* start *

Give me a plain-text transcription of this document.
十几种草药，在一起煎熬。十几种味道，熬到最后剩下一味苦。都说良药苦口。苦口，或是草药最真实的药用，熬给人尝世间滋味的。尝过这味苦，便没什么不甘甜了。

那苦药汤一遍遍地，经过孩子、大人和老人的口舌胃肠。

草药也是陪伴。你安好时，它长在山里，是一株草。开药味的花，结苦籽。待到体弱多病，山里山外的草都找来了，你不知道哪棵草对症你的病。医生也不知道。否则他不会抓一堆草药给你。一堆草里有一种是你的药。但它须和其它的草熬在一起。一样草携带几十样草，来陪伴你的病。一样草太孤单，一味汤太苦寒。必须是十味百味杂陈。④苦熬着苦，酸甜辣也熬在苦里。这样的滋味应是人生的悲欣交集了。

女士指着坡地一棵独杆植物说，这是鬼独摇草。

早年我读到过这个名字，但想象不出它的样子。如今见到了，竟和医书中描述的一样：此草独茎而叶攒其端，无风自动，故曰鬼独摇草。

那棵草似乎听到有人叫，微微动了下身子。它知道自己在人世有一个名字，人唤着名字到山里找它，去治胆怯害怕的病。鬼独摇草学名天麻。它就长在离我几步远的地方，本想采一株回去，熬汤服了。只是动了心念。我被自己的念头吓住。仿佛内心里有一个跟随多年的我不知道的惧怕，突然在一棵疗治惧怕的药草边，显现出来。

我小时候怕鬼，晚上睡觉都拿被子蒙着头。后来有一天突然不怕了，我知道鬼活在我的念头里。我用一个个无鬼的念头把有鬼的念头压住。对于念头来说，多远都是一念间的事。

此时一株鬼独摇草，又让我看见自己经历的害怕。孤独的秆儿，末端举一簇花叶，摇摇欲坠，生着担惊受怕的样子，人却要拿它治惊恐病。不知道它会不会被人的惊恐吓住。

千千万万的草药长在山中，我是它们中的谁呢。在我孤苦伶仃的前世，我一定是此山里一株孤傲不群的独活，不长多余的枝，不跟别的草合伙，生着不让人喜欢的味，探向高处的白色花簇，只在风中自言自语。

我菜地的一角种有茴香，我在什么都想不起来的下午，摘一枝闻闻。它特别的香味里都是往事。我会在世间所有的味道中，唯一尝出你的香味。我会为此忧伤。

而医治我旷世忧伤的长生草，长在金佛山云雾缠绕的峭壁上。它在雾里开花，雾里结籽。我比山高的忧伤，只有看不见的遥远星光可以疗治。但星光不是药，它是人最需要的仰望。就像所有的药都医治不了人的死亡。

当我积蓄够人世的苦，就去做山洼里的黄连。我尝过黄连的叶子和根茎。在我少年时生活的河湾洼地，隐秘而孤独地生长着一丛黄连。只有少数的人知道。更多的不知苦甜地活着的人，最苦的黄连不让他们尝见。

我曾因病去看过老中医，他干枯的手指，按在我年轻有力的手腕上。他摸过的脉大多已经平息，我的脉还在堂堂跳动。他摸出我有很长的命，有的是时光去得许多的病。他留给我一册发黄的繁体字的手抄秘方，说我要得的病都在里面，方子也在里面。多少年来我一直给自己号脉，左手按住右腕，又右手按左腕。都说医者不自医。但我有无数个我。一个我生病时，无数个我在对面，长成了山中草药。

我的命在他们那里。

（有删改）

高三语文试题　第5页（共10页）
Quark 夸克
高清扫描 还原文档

* end *

» Challenge:
Nothing may be left out: return each entry exactly as it reads.

» Output for this task:
Give me a plain-text transcription of this document.
十几种草药，在一起煎熬。十几种味道，熬到最后剩下一味苦。都说良药苦口。苦口，或是草药最真实的药用，熬给人尝世间滋味的。尝过这味苦，便没什么不甘甜了。

那苦药汤一遍遍地，经过孩子、大人和老人的口舌胃肠。

草药也是陪伴。你安好时，它长在山里，是一株草。开药味的花，结苦籽。待到体弱多病，山里山外的草都找来了，你不知道哪棵草对症你的病。医生也不知道。否则他不会抓一堆草药给你。一堆草里有一种是你的药。但它须和其它的草熬在一起。一样草携带几十样草，来陪伴你的病。一样草太孤单，一味汤太苦寒。必须是十味百味杂陈。④苦熬着苦，酸甜辣也熬在苦里。这样的滋味应是人生的悲欣交集了。

女士指着坡地一棵独杆植物说，这是鬼独摇草。

早年我读到过这个名字，但想象不出它的样子。如今见到了，竟和医书中描述的一样：此草独茎而叶攒其端，无风自动，故曰鬼独摇草。

那棵草似乎听到有人叫，微微动了下身子。它知道自己在人世有一个名字，人唤着名字到山里找它，去治胆怯害怕的病。鬼独摇草学名天麻。它就长在离我几步远的地方，本想采一株回去，熬汤服了。只是动了心念。我被自己的念头吓住。仿佛内心里有一个跟随多年的我不知道的惧怕，突然在一棵疗治惧怕的药草边，显现出来。

我小时候怕鬼，晚上睡觉都拿被子蒙着头。后来有一天突然不怕了，我知道鬼活在我的念头里。我用一个个无鬼的念头把有鬼的念头压住。对于念头来说，多远都是一念间的事。

此时一株鬼独摇草，又让我看见自己经历的害怕。孤独的秆儿，末端举一簇花叶，摇摇欲坠，生着担惊受怕的样子，人却要拿它治惊恐病。不知道它会不会被人的惊恐吓住。

千千万万的草药长在山中，我是它们中的谁呢。在我孤苦伶仃的前世，我一定是此山里一株孤傲不群的独活，不长多余的枝，不跟别的草合伙，生着不让人喜欢的味，探向高处的白色花簇，只在风中自言自语。

我菜地的一角种有茴香，我在什么都想不起来的下午，摘一枝闻闻。它特别的香味里都是往事。我会在世间所有的味道中，唯一尝出你的香味。我会为此忧伤。

而医治我旷世忧伤的长生草，长在金佛山云雾缠绕的峭壁上。它在雾里开花，雾里结籽。我比山高的忧伤，只有看不见的遥远星光可以疗治。但星光不是药，它是人最需要的仰望。就像所有的药都医治不了人的死亡。

当我积蓄够人世的苦，就去做山洼里的黄连。我尝过黄连的叶子和根茎。在我少年时生活的河湾洼地，隐秘而孤独地生长着一丛黄连。只有少数的人知道。更多的不知苦甜地活着的人，最苦的黄连不让他们尝见。

我曾因病去看过老中医，他干枯的手指，按在我年轻有力的手腕上。他摸过的脉大多已经平息，我的脉还在堂堂跳动。他摸出我有很长的命，有的是时光去得许多的病。他留给我一册发黄的繁体字的手抄秘方，说我要得的病都在里面，方子也在里面。多少年来我一直给自己号脉，左手按住右腕，又右手按左腕。都说医者不自医。但我有无数个我。一个我生病时，无数个我在对面，长成了山中草药。

我的命在他们那里。

（有删改）

高三语文试题　第5页（共10页）
Quark 夸克
高清扫描 还原文档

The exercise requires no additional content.